Task statement:
Pick out every line holding the string "Bitcoin" and copy it.
[Begin Provided entries]
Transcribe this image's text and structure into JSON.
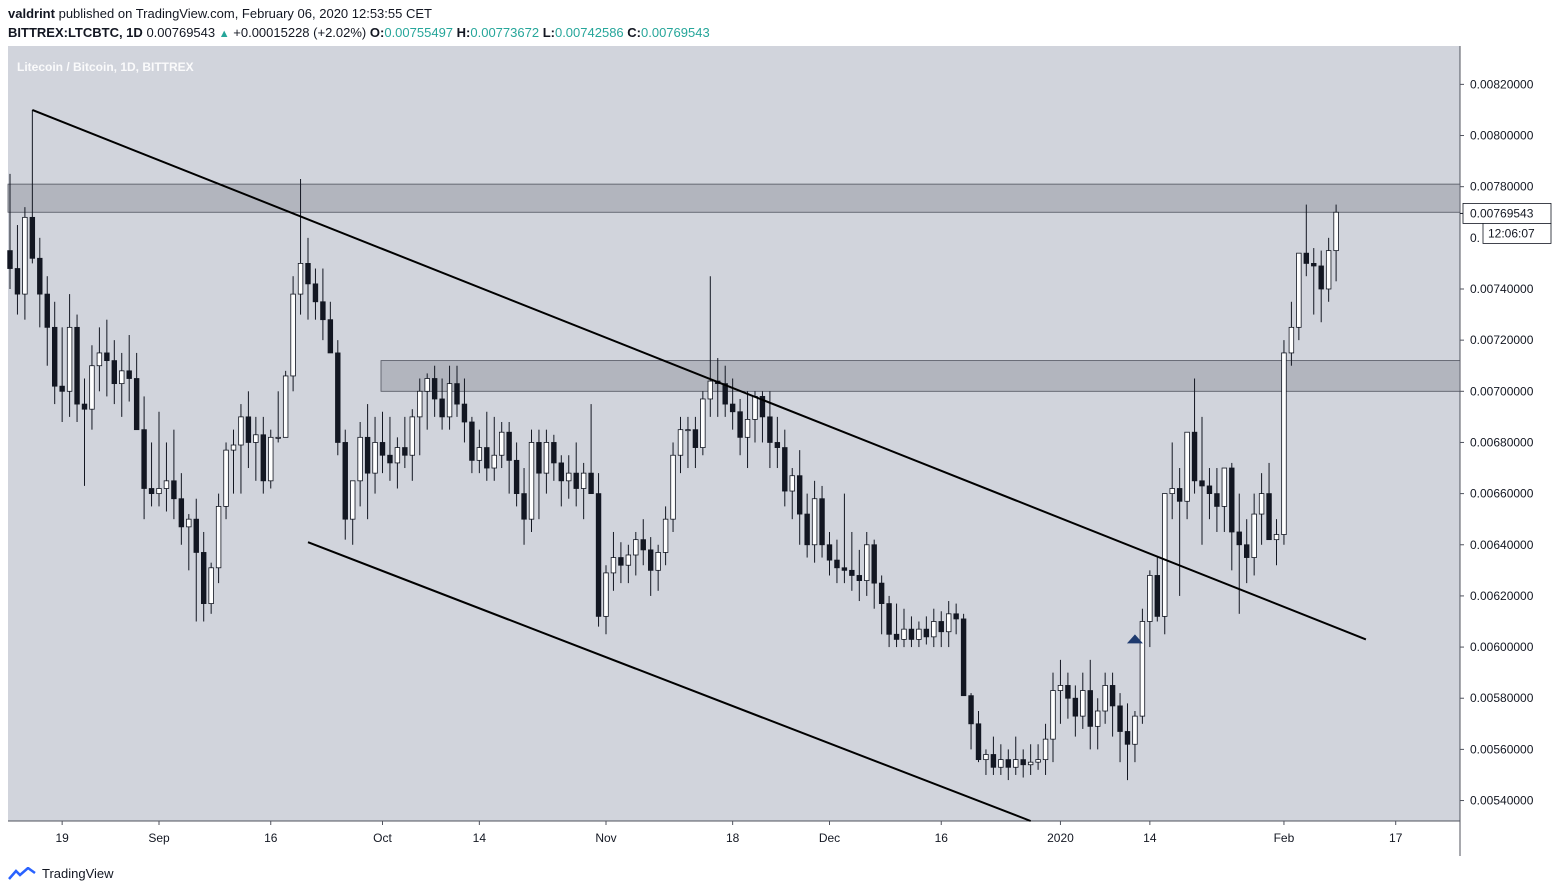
{
  "header": {
    "author": "valdrint",
    "published_text": "published on TradingView.com, February 06, 2020 12:53:55 CET",
    "symbol": "BITTREX:LTCBTC, 1D",
    "last": "0.00769543",
    "change": "+0.00015228 (+2.02%)",
    "o_label": "O:",
    "o": "0.00755497",
    "h_label": "H:",
    "h": "0.00773672",
    "l_label": "L:",
    "l": "0.00742586",
    "c_label": "C:",
    "c": "0.00769543"
  },
  "watermark": "Litecoin / Bitcoin, 1D, BITTREX",
  "brand": {
    "name": "TradingView"
  },
  "price_tag": {
    "value": "0.00769543",
    "countdown": "12:06:07",
    "hidden_tick": "0."
  },
  "colors": {
    "bg": "#d1d4dc",
    "zone": "#b2b5be",
    "candle_up": "#ffffff",
    "candle_down": "#131722",
    "arrow": "#1e3a6e",
    "positive": "#26a69a"
  },
  "chart_data": {
    "type": "candlestick",
    "title": "Litecoin / Bitcoin, 1D, BITTREX",
    "x_ticks": [
      "19",
      "Sep",
      "16",
      "Oct",
      "14",
      "Nov",
      "18",
      "Dec",
      "16",
      "2020",
      "14",
      "Feb",
      "17"
    ],
    "y_ticks": [
      "0.00820000",
      "0.00800000",
      "0.00780000",
      "0.00740000",
      "0.00720000",
      "0.00700000",
      "0.00680000",
      "0.00660000",
      "0.00640000",
      "0.00620000",
      "0.00600000",
      "0.00580000",
      "0.00560000",
      "0.00540000"
    ],
    "ylim": [
      0.00532,
      0.00835
    ],
    "resistance_zones": [
      {
        "low": 0.0077,
        "high": 0.00781
      },
      {
        "low": 0.007,
        "high": 0.00712
      }
    ],
    "trendlines": [
      {
        "name": "upper",
        "from": {
          "day": 3,
          "price": 0.0081
        },
        "to": {
          "day": 182,
          "price": 0.00603
        }
      },
      {
        "name": "lower",
        "from": {
          "day": 40,
          "price": 0.00641
        },
        "to": {
          "day": 137,
          "price": 0.00532
        }
      }
    ],
    "marker": {
      "type": "triangle-up",
      "day": 151,
      "price": 0.00603
    },
    "candles_ohlc": [
      [
        0.00755,
        0.00785,
        0.0074,
        0.00748
      ],
      [
        0.00748,
        0.00765,
        0.0073,
        0.00738
      ],
      [
        0.00738,
        0.00772,
        0.00728,
        0.00768
      ],
      [
        0.00768,
        0.0081,
        0.0075,
        0.00752
      ],
      [
        0.00752,
        0.0076,
        0.00725,
        0.00738
      ],
      [
        0.00738,
        0.00745,
        0.0071,
        0.00725
      ],
      [
        0.00725,
        0.00735,
        0.00695,
        0.00702
      ],
      [
        0.00702,
        0.00725,
        0.00688,
        0.007
      ],
      [
        0.007,
        0.00738,
        0.0069,
        0.00725
      ],
      [
        0.00725,
        0.0073,
        0.00688,
        0.00695
      ],
      [
        0.00695,
        0.00705,
        0.00663,
        0.00693
      ],
      [
        0.00693,
        0.00718,
        0.00685,
        0.0071
      ],
      [
        0.0071,
        0.00725,
        0.007,
        0.00715
      ],
      [
        0.00715,
        0.00728,
        0.00698,
        0.00712
      ],
      [
        0.00712,
        0.0072,
        0.00695,
        0.00703
      ],
      [
        0.00703,
        0.00715,
        0.0069,
        0.00708
      ],
      [
        0.00708,
        0.00722,
        0.00696,
        0.00705
      ],
      [
        0.00705,
        0.00715,
        0.00685,
        0.00685
      ],
      [
        0.00685,
        0.00698,
        0.0065,
        0.00662
      ],
      [
        0.00662,
        0.0068,
        0.00655,
        0.0066
      ],
      [
        0.0066,
        0.00692,
        0.00655,
        0.00662
      ],
      [
        0.00662,
        0.0068,
        0.00653,
        0.00665
      ],
      [
        0.00665,
        0.00685,
        0.0065,
        0.00658
      ],
      [
        0.00658,
        0.00668,
        0.0064,
        0.00647
      ],
      [
        0.00647,
        0.00652,
        0.0063,
        0.0065
      ],
      [
        0.0065,
        0.00658,
        0.0061,
        0.00637
      ],
      [
        0.00637,
        0.00645,
        0.0061,
        0.00617
      ],
      [
        0.00617,
        0.00633,
        0.00613,
        0.00631
      ],
      [
        0.00631,
        0.0066,
        0.00625,
        0.00655
      ],
      [
        0.00655,
        0.0068,
        0.0065,
        0.00677
      ],
      [
        0.00677,
        0.00685,
        0.0066,
        0.00679
      ],
      [
        0.00679,
        0.00695,
        0.0066,
        0.0069
      ],
      [
        0.0069,
        0.007,
        0.0067,
        0.0068
      ],
      [
        0.0068,
        0.0069,
        0.00665,
        0.00683
      ],
      [
        0.00683,
        0.0069,
        0.0066,
        0.00665
      ],
      [
        0.00665,
        0.00685,
        0.00662,
        0.00682
      ],
      [
        0.00682,
        0.007,
        0.0068,
        0.00682
      ],
      [
        0.00682,
        0.00708,
        0.00682,
        0.00706
      ],
      [
        0.00706,
        0.00745,
        0.007,
        0.00738
      ],
      [
        0.00738,
        0.00783,
        0.0073,
        0.0075
      ],
      [
        0.0075,
        0.0076,
        0.00728,
        0.00742
      ],
      [
        0.00742,
        0.00748,
        0.00728,
        0.00735
      ],
      [
        0.00735,
        0.00748,
        0.0072,
        0.00728
      ],
      [
        0.00728,
        0.00735,
        0.00715,
        0.00715
      ],
      [
        0.00715,
        0.0072,
        0.00675,
        0.0068
      ],
      [
        0.0068,
        0.00685,
        0.00642,
        0.0065
      ],
      [
        0.0065,
        0.00665,
        0.0064,
        0.00665
      ],
      [
        0.00665,
        0.00688,
        0.00655,
        0.00682
      ],
      [
        0.00682,
        0.00695,
        0.0065,
        0.00668
      ],
      [
        0.00668,
        0.0069,
        0.0066,
        0.0068
      ],
      [
        0.0068,
        0.00692,
        0.00668,
        0.00675
      ],
      [
        0.00675,
        0.0069,
        0.00665,
        0.00672
      ],
      [
        0.00672,
        0.00682,
        0.00662,
        0.00678
      ],
      [
        0.00678,
        0.0069,
        0.0067,
        0.00675
      ],
      [
        0.00675,
        0.00693,
        0.00665,
        0.0069
      ],
      [
        0.0069,
        0.00705,
        0.00675,
        0.007
      ],
      [
        0.007,
        0.00707,
        0.00685,
        0.00705
      ],
      [
        0.00705,
        0.0071,
        0.0069,
        0.00697
      ],
      [
        0.00697,
        0.00705,
        0.00685,
        0.0069
      ],
      [
        0.0069,
        0.0071,
        0.00685,
        0.00703
      ],
      [
        0.00703,
        0.0071,
        0.0069,
        0.00695
      ],
      [
        0.00695,
        0.00705,
        0.0068,
        0.00688
      ],
      [
        0.00688,
        0.0069,
        0.00668,
        0.00673
      ],
      [
        0.00673,
        0.00685,
        0.00668,
        0.00678
      ],
      [
        0.00678,
        0.00692,
        0.00665,
        0.0067
      ],
      [
        0.0067,
        0.0069,
        0.00665,
        0.00675
      ],
      [
        0.00675,
        0.00688,
        0.0067,
        0.00684
      ],
      [
        0.00684,
        0.00688,
        0.0066,
        0.00673
      ],
      [
        0.00673,
        0.0068,
        0.00655,
        0.0066
      ],
      [
        0.0066,
        0.0067,
        0.0064,
        0.0065
      ],
      [
        0.0065,
        0.00685,
        0.00645,
        0.0068
      ],
      [
        0.0068,
        0.00685,
        0.0065,
        0.00668
      ],
      [
        0.00668,
        0.00685,
        0.0066,
        0.0068
      ],
      [
        0.0068,
        0.00683,
        0.00665,
        0.00672
      ],
      [
        0.00672,
        0.00675,
        0.00655,
        0.00665
      ],
      [
        0.00665,
        0.00675,
        0.00658,
        0.00668
      ],
      [
        0.00668,
        0.0068,
        0.00655,
        0.00662
      ],
      [
        0.00662,
        0.00672,
        0.0065,
        0.00668
      ],
      [
        0.00668,
        0.00695,
        0.00662,
        0.0066
      ],
      [
        0.0066,
        0.00668,
        0.00608,
        0.00612
      ],
      [
        0.00612,
        0.00632,
        0.00605,
        0.00629
      ],
      [
        0.00629,
        0.00645,
        0.00622,
        0.00635
      ],
      [
        0.00635,
        0.00641,
        0.00625,
        0.00632
      ],
      [
        0.00632,
        0.0064,
        0.00625,
        0.00636
      ],
      [
        0.00636,
        0.00645,
        0.00628,
        0.00642
      ],
      [
        0.00642,
        0.0065,
        0.00632,
        0.00638
      ],
      [
        0.00638,
        0.00643,
        0.0062,
        0.0063
      ],
      [
        0.0063,
        0.0064,
        0.00622,
        0.00637
      ],
      [
        0.00637,
        0.00655,
        0.00632,
        0.0065
      ],
      [
        0.0065,
        0.0068,
        0.00645,
        0.00675
      ],
      [
        0.00675,
        0.0069,
        0.00668,
        0.00685
      ],
      [
        0.00685,
        0.0069,
        0.0067,
        0.00685
      ],
      [
        0.00685,
        0.0069,
        0.0067,
        0.00678
      ],
      [
        0.00678,
        0.007,
        0.00675,
        0.00697
      ],
      [
        0.00697,
        0.00745,
        0.0069,
        0.00704
      ],
      [
        0.00704,
        0.00713,
        0.0069,
        0.00703
      ],
      [
        0.00703,
        0.0071,
        0.0069,
        0.00695
      ],
      [
        0.00695,
        0.00705,
        0.00685,
        0.00692
      ],
      [
        0.00692,
        0.00697,
        0.00675,
        0.00682
      ],
      [
        0.00682,
        0.007,
        0.0067,
        0.00689
      ],
      [
        0.00689,
        0.007,
        0.0068,
        0.00698
      ],
      [
        0.00698,
        0.007,
        0.0068,
        0.0069
      ],
      [
        0.0069,
        0.007,
        0.0067,
        0.0068
      ],
      [
        0.0068,
        0.0069,
        0.0067,
        0.00678
      ],
      [
        0.00678,
        0.00685,
        0.00655,
        0.00661
      ],
      [
        0.00661,
        0.0067,
        0.0065,
        0.00667
      ],
      [
        0.00667,
        0.00677,
        0.0064,
        0.00652
      ],
      [
        0.00652,
        0.0066,
        0.00635,
        0.0064
      ],
      [
        0.0064,
        0.00665,
        0.00633,
        0.00658
      ],
      [
        0.00658,
        0.00663,
        0.00635,
        0.0064
      ],
      [
        0.0064,
        0.00645,
        0.00628,
        0.00634
      ],
      [
        0.00634,
        0.00642,
        0.00625,
        0.00631
      ],
      [
        0.00631,
        0.0066,
        0.00625,
        0.0063
      ],
      [
        0.0063,
        0.00645,
        0.00622,
        0.00628
      ],
      [
        0.00628,
        0.00638,
        0.00618,
        0.00626
      ],
      [
        0.00626,
        0.00645,
        0.0062,
        0.0064
      ],
      [
        0.0064,
        0.00642,
        0.00615,
        0.00625
      ],
      [
        0.00625,
        0.00628,
        0.00605,
        0.00617
      ],
      [
        0.00617,
        0.0062,
        0.006,
        0.00605
      ],
      [
        0.00605,
        0.00617,
        0.006,
        0.00603
      ],
      [
        0.00603,
        0.00615,
        0.006,
        0.00607
      ],
      [
        0.00607,
        0.00612,
        0.006,
        0.00603
      ],
      [
        0.00603,
        0.0061,
        0.006,
        0.00607
      ],
      [
        0.00607,
        0.00612,
        0.00601,
        0.00604
      ],
      [
        0.00604,
        0.00615,
        0.006,
        0.0061
      ],
      [
        0.0061,
        0.00614,
        0.006,
        0.00606
      ],
      [
        0.00606,
        0.00618,
        0.006,
        0.00613
      ],
      [
        0.00613,
        0.00617,
        0.00605,
        0.00611
      ],
      [
        0.00611,
        0.00613,
        0.006,
        0.00581
      ],
      [
        0.00581,
        0.00582,
        0.0056,
        0.0057
      ],
      [
        0.0057,
        0.00575,
        0.00555,
        0.00556
      ],
      [
        0.00556,
        0.0056,
        0.0055,
        0.00558
      ],
      [
        0.00558,
        0.00565,
        0.0055,
        0.00553
      ],
      [
        0.00553,
        0.00562,
        0.0055,
        0.00556
      ],
      [
        0.00556,
        0.0056,
        0.00548,
        0.00553
      ],
      [
        0.00553,
        0.00565,
        0.0055,
        0.00556
      ],
      [
        0.00556,
        0.0056,
        0.00549,
        0.00554
      ],
      [
        0.00554,
        0.00562,
        0.0055,
        0.00555
      ],
      [
        0.00555,
        0.00562,
        0.00552,
        0.00556
      ],
      [
        0.00556,
        0.0057,
        0.0055,
        0.00564
      ],
      [
        0.00564,
        0.0059,
        0.00555,
        0.00583
      ],
      [
        0.00583,
        0.00595,
        0.0057,
        0.00585
      ],
      [
        0.00585,
        0.0059,
        0.00572,
        0.0058
      ],
      [
        0.0058,
        0.00585,
        0.00565,
        0.00573
      ],
      [
        0.00573,
        0.0059,
        0.00568,
        0.00583
      ],
      [
        0.00583,
        0.00595,
        0.0056,
        0.00569
      ],
      [
        0.00569,
        0.0058,
        0.0056,
        0.00575
      ],
      [
        0.00575,
        0.0059,
        0.0057,
        0.00585
      ],
      [
        0.00585,
        0.0059,
        0.00565,
        0.00577
      ],
      [
        0.00577,
        0.00582,
        0.00555,
        0.00567
      ],
      [
        0.00567,
        0.00578,
        0.00548,
        0.00562
      ],
      [
        0.00562,
        0.00575,
        0.00555,
        0.00573
      ],
      [
        0.00573,
        0.00615,
        0.0057,
        0.0061
      ],
      [
        0.0061,
        0.0063,
        0.006,
        0.00628
      ],
      [
        0.00628,
        0.00635,
        0.0061,
        0.00612
      ],
      [
        0.00612,
        0.0064,
        0.00605,
        0.0066
      ],
      [
        0.0066,
        0.0068,
        0.0065,
        0.00662
      ],
      [
        0.00662,
        0.0067,
        0.0062,
        0.00657
      ],
      [
        0.00657,
        0.00684,
        0.0065,
        0.00684
      ],
      [
        0.00684,
        0.00705,
        0.0066,
        0.00665
      ],
      [
        0.00665,
        0.0069,
        0.0064,
        0.00663
      ],
      [
        0.00663,
        0.0067,
        0.0065,
        0.0066
      ],
      [
        0.0066,
        0.0067,
        0.00645,
        0.00655
      ],
      [
        0.00655,
        0.0067,
        0.00645,
        0.0067
      ],
      [
        0.0067,
        0.00672,
        0.0063,
        0.00645
      ],
      [
        0.00645,
        0.0066,
        0.00613,
        0.0064
      ],
      [
        0.0064,
        0.0065,
        0.00625,
        0.00635
      ],
      [
        0.00635,
        0.0066,
        0.00628,
        0.00652
      ],
      [
        0.00652,
        0.00668,
        0.0064,
        0.0066
      ],
      [
        0.0066,
        0.00672,
        0.00645,
        0.00642
      ],
      [
        0.00642,
        0.0065,
        0.00632,
        0.00644
      ],
      [
        0.00644,
        0.0072,
        0.0064,
        0.00715
      ],
      [
        0.00715,
        0.00735,
        0.0071,
        0.00725
      ],
      [
        0.00725,
        0.0075,
        0.0072,
        0.00754
      ],
      [
        0.00754,
        0.00773,
        0.00745,
        0.0075
      ],
      [
        0.0075,
        0.00756,
        0.0073,
        0.00749
      ],
      [
        0.00749,
        0.00755,
        0.00727,
        0.0074
      ],
      [
        0.0074,
        0.0076,
        0.00735,
        0.00755
      ],
      [
        0.00755,
        0.00773,
        0.00743,
        0.0077
      ]
    ]
  }
}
[End Provided entries]
Answer for the task:
  "watermark": "Litecoin / Bitcoin, 1D, BITTREX",
    "title": "Litecoin / Bitcoin, 1D, BITTREX",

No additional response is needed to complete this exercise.